Required task - Each line in the entries below that holds the string "Material" is to be listed.

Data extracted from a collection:

* BEGIN *

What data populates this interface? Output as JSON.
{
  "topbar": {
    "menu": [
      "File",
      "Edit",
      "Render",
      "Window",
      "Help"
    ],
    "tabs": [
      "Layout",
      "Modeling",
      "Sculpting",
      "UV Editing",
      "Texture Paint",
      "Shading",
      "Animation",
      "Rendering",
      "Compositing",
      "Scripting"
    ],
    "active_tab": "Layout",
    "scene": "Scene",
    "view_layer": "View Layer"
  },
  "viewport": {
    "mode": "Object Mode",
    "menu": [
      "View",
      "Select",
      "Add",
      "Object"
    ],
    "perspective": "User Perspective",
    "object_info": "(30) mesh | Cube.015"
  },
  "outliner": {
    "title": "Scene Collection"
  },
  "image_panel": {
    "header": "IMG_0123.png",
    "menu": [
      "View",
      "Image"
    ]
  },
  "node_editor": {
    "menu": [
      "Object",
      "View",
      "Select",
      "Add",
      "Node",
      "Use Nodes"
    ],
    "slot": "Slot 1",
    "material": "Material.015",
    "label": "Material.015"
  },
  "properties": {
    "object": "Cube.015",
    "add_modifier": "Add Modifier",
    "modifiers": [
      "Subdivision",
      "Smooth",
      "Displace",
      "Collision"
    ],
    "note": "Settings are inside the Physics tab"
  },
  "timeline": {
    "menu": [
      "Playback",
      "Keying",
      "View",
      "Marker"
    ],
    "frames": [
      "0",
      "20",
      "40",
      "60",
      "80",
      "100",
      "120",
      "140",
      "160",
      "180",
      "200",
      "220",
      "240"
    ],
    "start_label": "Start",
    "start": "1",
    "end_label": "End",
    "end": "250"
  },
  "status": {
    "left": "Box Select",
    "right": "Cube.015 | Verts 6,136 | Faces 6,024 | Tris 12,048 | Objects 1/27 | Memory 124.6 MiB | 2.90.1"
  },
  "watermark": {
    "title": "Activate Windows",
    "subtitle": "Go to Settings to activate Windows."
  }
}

* END *
* BEGIN *

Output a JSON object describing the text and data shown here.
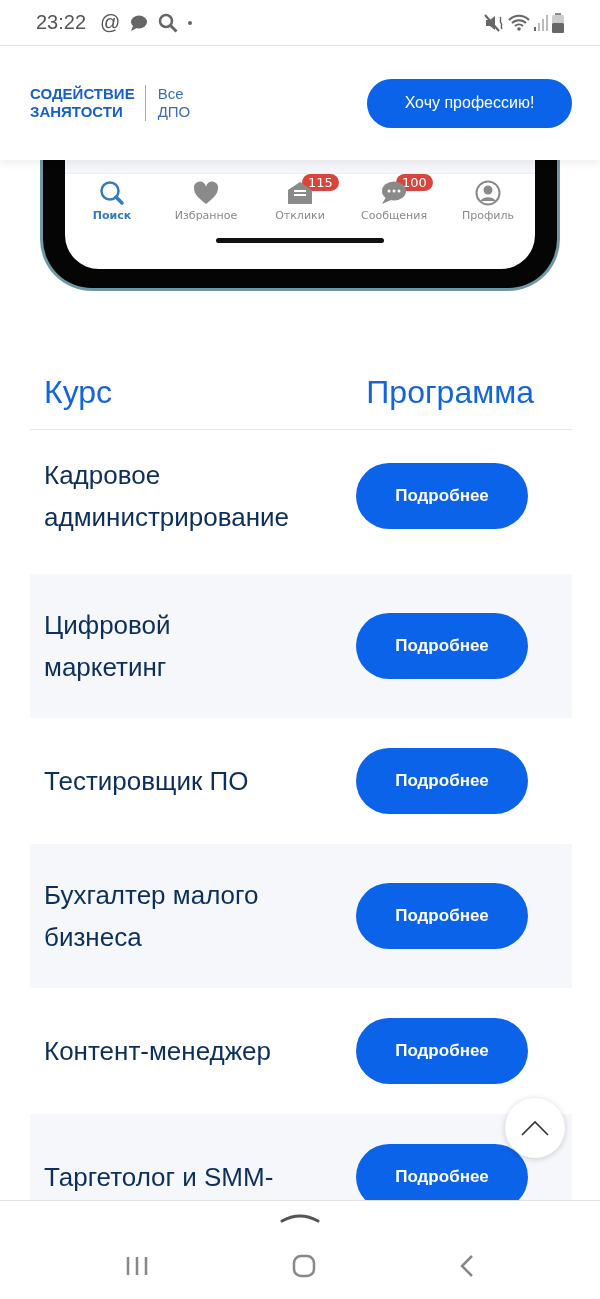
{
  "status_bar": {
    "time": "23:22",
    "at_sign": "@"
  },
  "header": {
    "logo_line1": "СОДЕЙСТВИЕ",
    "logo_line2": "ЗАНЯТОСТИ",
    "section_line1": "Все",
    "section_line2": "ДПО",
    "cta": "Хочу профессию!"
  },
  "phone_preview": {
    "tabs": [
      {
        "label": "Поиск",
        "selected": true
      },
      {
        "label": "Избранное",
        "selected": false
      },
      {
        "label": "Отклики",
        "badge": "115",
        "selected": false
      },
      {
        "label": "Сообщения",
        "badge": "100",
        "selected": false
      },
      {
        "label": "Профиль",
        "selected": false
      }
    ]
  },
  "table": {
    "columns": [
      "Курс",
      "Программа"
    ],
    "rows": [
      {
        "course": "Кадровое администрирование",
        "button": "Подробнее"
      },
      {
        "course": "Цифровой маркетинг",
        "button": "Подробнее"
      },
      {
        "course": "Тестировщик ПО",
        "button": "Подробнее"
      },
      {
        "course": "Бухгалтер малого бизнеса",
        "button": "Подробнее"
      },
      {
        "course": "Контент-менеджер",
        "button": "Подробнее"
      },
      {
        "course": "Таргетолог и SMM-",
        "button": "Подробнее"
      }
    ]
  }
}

* END *

The answer -
    "material": "Material.015",
    "label": "Material.015"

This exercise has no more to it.